TRECHO FORNECIDO —
Os três anos iniciais do Ensino Fundamental devem assegurar: I- a alfabetização e o letramento; (...) III- a continuidade da aprendizagem, tendo em conta a complexidade do processo de alfabetização e os prejuízos que a repetência pode causar no Ensino Fundamental como um todo e, particularmente, na passagem do primeiro para o segundo ano de escolaridade e deste para o terceiro. § 1º Mesmo quando o sistema de ensino ou a escola, no uso de sua autonomia, fizerem opção pelo regime seriado, será necessário considerar os três anos iniciais do Ensino Fundamental como um bloco pedagógico ou um ciclo sequencial não passível de interrupção, voltado para ampliar a todos os estudantes as oportunidades de sistematização e aprofundamento das aprendizagens básicas, imprescindíveis para o prosseguimento dos estudos (BRASIL, 1996, p.8).

TAREFAS A REALIZAR —
1. Segundo o trecho fornecido sobre os anos iniciais do Ensino Fundamental, como os três anos iniciais devem ser considerados mesmo quando se opta pelo regime seriado?
2. Prossiga o texto sobre os três anos iniciais do Ensino Fundamental a partir do ponto em que ele termina.
O material não é necessário para realizar as tarefas.

REGISTROS DE DADOS —
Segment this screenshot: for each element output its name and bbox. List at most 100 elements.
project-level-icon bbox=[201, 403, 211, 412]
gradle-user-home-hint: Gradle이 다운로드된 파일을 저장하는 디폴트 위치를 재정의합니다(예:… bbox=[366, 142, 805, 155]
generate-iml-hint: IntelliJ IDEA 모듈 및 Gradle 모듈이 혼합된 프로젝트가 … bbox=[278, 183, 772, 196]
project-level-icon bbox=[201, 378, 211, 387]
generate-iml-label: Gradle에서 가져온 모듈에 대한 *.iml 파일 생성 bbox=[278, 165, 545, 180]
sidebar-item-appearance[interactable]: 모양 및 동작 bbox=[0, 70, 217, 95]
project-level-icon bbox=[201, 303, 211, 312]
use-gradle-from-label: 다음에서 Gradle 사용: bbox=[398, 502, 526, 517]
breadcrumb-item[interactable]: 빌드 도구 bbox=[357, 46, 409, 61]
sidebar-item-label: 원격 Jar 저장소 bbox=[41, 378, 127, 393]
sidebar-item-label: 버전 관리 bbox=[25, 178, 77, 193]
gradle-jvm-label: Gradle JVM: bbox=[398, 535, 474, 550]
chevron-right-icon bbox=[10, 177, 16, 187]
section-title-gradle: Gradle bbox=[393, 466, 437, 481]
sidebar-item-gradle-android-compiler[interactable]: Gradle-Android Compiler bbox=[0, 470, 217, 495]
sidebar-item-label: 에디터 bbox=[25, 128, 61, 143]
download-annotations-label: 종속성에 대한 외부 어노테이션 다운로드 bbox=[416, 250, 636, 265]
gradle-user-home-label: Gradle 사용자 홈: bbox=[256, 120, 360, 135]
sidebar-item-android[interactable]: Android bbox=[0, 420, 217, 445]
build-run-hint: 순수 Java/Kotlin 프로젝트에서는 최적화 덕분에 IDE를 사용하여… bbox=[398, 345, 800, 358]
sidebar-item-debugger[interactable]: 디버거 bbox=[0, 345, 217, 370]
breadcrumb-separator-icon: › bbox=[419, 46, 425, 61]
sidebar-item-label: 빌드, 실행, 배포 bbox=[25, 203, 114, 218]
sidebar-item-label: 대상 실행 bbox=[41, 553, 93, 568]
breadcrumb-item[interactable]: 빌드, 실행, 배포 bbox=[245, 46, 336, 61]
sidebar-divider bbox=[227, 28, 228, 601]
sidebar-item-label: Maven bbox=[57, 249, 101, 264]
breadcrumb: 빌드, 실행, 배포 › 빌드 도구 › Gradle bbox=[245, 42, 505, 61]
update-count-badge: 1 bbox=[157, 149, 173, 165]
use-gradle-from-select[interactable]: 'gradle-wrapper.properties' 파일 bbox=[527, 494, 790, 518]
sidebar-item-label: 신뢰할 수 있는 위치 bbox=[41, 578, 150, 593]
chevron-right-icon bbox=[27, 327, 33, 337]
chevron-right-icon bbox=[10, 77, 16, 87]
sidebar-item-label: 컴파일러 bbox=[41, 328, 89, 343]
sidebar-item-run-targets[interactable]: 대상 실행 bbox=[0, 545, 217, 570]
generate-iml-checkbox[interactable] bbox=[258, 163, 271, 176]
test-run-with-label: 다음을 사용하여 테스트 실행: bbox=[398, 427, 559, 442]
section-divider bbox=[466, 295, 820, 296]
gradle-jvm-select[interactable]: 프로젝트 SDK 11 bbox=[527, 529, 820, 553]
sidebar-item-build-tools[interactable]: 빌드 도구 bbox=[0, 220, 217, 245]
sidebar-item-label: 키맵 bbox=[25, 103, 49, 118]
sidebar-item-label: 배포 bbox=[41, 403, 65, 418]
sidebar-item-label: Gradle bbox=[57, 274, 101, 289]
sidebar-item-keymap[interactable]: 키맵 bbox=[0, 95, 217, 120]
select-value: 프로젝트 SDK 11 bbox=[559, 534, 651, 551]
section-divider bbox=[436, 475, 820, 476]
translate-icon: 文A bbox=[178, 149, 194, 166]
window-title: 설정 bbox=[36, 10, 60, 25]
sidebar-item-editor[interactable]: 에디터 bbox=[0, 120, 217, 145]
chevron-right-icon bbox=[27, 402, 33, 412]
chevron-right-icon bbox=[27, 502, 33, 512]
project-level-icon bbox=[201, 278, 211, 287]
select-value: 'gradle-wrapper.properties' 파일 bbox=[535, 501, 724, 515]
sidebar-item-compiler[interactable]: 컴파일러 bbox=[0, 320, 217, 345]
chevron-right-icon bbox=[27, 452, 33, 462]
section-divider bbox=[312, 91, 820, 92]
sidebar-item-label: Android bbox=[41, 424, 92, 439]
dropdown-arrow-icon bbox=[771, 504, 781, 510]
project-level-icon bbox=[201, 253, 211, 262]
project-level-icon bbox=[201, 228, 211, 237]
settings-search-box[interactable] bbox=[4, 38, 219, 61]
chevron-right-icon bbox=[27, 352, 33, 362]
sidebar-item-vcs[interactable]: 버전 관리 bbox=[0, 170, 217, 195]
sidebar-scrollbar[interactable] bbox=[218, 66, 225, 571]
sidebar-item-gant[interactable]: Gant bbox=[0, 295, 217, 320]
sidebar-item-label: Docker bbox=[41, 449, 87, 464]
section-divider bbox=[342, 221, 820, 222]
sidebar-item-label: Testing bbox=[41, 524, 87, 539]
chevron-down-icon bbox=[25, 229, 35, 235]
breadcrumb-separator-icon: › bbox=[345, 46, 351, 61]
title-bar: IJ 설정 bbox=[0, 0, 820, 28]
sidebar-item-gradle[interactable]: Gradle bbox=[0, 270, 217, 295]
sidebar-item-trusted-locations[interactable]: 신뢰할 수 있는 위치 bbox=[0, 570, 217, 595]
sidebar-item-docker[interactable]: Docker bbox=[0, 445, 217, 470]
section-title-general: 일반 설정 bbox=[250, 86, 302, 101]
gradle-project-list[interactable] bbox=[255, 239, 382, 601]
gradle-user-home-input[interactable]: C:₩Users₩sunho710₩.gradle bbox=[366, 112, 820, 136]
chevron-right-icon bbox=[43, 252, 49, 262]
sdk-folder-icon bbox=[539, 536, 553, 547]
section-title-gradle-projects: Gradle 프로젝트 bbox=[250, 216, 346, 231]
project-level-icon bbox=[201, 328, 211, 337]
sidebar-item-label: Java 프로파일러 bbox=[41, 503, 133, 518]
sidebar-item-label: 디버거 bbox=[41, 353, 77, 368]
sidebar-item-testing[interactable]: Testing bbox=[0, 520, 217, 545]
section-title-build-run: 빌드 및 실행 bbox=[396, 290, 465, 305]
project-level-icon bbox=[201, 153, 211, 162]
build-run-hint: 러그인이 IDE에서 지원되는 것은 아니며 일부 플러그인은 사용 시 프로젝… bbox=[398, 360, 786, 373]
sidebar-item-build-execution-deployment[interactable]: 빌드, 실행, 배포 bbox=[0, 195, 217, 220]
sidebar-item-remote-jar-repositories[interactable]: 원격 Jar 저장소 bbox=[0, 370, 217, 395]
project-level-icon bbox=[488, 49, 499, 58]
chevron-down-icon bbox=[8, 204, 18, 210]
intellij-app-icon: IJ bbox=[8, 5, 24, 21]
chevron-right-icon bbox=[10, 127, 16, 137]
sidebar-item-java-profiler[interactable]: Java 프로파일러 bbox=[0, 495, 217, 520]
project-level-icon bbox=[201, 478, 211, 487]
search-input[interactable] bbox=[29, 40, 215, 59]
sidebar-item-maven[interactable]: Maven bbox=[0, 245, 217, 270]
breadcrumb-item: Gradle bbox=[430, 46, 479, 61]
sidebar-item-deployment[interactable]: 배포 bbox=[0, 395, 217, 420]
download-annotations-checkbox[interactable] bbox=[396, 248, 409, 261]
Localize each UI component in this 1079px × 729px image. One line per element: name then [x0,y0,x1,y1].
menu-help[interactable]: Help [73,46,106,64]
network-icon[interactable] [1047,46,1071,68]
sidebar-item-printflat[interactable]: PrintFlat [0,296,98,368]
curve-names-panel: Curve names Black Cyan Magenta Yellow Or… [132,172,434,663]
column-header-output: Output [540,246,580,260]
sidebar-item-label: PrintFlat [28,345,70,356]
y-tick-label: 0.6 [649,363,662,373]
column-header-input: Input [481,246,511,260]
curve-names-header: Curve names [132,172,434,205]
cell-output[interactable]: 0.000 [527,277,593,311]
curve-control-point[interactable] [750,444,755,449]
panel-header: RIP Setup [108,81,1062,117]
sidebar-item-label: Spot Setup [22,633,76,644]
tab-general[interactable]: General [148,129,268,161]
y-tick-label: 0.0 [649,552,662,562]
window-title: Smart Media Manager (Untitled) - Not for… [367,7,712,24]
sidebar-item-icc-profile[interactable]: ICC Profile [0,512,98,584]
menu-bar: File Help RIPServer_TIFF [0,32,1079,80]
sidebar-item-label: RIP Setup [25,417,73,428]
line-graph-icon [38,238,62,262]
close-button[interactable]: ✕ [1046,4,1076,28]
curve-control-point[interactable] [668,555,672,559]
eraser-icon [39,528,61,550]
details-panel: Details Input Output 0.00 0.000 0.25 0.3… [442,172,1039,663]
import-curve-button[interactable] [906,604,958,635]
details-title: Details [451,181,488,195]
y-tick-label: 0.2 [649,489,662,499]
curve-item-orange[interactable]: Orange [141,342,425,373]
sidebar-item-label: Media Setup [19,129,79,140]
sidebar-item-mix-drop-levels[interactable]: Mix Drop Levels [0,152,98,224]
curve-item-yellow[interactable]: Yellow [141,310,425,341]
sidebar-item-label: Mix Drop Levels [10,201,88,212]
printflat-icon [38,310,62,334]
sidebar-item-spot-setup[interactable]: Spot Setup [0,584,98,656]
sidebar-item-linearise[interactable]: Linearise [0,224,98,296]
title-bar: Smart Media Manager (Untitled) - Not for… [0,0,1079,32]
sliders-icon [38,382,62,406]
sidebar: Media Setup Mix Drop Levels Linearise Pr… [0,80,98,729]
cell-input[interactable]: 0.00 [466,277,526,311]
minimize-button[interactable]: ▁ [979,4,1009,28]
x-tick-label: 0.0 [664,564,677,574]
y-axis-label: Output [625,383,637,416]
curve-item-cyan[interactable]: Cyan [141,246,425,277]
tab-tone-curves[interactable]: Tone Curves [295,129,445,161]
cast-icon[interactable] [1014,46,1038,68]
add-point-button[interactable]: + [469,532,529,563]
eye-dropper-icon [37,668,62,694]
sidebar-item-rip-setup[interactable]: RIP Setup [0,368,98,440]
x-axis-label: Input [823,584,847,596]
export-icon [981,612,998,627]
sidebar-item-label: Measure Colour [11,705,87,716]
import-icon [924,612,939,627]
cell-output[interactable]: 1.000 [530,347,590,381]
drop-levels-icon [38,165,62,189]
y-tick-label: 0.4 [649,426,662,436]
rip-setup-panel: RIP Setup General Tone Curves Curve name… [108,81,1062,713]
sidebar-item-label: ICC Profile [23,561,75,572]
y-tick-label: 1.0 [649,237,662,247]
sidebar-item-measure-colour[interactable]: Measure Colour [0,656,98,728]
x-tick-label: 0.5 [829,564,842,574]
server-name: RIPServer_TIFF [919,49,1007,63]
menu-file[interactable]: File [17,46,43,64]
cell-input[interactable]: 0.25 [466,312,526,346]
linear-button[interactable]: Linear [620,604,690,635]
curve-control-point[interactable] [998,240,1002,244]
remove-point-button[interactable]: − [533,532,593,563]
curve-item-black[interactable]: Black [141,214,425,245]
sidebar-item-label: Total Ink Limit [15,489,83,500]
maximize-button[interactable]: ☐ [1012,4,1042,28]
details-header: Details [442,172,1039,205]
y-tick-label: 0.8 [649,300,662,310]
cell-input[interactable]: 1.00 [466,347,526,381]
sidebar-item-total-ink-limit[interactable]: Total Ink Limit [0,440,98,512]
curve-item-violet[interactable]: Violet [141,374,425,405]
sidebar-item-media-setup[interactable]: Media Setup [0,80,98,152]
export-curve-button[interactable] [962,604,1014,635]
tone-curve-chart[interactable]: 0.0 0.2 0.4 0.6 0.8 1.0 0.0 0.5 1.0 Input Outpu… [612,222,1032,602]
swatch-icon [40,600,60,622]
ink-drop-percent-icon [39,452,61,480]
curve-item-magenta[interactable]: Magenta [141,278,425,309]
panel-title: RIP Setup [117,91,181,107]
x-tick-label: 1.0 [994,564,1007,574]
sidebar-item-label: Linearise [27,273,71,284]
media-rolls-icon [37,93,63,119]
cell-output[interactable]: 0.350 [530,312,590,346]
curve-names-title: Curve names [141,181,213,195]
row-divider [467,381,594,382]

RESPOSTAS DAS TAREFAS —
1. Como um bloco pedagógico ou um ciclo sequencial não passível de interrupção.

2.
Igualmente, o Conselho Estadual de Educação do Rio Grande do Sul, através do Parecer 545/2015, orienta as escolas através das Diretrizes Curriculares Gerais para a Educação Básica: educação infantil, ensino fundamental e ensino médio no Sistema Estadual de Ensino, determinando a implementação do “bloco pedagógico” em todas as escolas que oferecem o ensino fundamental.

Diante disso, em 2017, as escolas vivenciaram a reestruturação de seus regimentos, tornando efetivamente o período do 1º ao 2º ano e do 2º ao 3º ano como uma sequência lógica sem interrupções, considerado como o ciclo de alfabetização e letramento. O mesmo parecer ressalta que esse período não deve ser confundido com organização ciclada, o que deixa ainda mais evidente a pretensão em considerar a alfabetização e o letramento como processo.

Chegamos ao Plano Nacional de Educação (PNE), que se configura como uma lei ordinária, com vigência de dez anos, já prevista na Constituição Federal, cujo objetivo é estabelecer diretrizes, metas e estratégias de concretização no campo

educacional e, portanto, os Estados e os Municípios devem elaborar seus Planos de Educação em consonância como o PNE.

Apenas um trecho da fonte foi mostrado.